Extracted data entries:
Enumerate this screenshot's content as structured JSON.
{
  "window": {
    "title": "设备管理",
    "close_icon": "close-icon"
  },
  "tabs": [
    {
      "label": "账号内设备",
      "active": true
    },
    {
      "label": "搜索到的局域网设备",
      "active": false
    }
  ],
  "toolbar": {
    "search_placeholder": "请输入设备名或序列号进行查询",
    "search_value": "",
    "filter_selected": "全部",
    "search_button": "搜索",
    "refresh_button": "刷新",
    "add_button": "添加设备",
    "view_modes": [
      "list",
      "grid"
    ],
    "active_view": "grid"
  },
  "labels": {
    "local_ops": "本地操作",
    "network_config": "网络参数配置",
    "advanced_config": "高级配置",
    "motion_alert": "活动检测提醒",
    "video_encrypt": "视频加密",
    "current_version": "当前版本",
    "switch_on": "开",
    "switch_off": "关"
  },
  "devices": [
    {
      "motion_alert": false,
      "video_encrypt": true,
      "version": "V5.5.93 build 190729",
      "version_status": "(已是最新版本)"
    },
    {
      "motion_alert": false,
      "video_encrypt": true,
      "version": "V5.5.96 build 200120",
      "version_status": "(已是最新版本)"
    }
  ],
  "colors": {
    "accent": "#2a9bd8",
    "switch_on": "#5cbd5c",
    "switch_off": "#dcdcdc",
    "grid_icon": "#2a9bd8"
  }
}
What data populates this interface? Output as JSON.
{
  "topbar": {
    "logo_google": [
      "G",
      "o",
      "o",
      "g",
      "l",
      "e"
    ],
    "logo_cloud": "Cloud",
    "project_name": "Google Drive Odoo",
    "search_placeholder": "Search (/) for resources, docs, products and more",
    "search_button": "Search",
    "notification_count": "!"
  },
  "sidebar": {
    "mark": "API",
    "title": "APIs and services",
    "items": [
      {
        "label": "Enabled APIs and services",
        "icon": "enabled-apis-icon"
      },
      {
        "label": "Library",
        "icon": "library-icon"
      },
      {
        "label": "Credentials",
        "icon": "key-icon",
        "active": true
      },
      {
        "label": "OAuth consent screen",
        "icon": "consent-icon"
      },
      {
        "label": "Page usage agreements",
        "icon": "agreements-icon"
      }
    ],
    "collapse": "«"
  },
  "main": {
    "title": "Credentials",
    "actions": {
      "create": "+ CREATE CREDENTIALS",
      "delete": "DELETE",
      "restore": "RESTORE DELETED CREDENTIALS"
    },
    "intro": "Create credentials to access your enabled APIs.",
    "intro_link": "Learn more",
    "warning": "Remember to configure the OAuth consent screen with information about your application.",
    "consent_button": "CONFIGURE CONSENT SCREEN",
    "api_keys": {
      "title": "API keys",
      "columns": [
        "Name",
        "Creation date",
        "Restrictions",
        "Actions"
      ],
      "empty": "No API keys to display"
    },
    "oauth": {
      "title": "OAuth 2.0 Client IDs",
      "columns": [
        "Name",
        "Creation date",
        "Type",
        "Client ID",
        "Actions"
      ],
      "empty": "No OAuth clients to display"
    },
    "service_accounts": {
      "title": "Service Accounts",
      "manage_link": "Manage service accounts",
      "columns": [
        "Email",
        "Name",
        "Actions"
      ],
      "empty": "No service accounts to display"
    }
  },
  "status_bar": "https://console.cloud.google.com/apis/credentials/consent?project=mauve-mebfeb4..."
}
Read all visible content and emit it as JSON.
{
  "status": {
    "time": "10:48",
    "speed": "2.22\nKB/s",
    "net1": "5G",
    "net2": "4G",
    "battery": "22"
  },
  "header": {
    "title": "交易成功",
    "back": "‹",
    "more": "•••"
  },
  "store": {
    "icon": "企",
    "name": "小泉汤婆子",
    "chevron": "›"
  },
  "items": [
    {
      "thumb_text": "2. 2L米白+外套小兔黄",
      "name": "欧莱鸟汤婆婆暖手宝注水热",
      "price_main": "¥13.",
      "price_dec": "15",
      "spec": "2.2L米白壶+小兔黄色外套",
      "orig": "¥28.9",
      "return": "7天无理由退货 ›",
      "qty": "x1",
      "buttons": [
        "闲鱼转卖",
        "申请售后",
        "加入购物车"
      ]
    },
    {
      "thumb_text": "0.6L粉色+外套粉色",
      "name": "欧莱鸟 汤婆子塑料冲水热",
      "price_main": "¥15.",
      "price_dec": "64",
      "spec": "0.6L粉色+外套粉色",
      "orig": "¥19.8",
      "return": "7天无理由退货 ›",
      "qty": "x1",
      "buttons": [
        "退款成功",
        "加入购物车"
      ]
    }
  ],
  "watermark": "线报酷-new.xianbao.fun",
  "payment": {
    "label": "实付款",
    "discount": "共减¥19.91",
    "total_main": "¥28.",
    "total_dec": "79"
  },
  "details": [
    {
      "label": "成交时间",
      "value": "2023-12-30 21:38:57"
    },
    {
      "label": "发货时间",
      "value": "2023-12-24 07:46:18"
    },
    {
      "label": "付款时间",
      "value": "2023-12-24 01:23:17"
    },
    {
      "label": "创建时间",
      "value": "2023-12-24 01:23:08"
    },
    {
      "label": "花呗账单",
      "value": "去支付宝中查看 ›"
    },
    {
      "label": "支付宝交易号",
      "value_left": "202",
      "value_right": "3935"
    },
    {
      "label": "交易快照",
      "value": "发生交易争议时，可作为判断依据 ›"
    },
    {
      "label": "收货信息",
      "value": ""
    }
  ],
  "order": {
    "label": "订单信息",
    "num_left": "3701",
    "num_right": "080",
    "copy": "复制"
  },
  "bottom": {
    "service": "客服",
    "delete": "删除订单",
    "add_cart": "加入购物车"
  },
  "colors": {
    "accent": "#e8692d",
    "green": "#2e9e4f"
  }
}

- [WORK REQUIRED]: Copy out each line of the records that holds the string "this".

- [EXERCISE ANSWER]:
Enumerate this screenshot's content as structured JSON.
What data populates this interface? Output as JSON.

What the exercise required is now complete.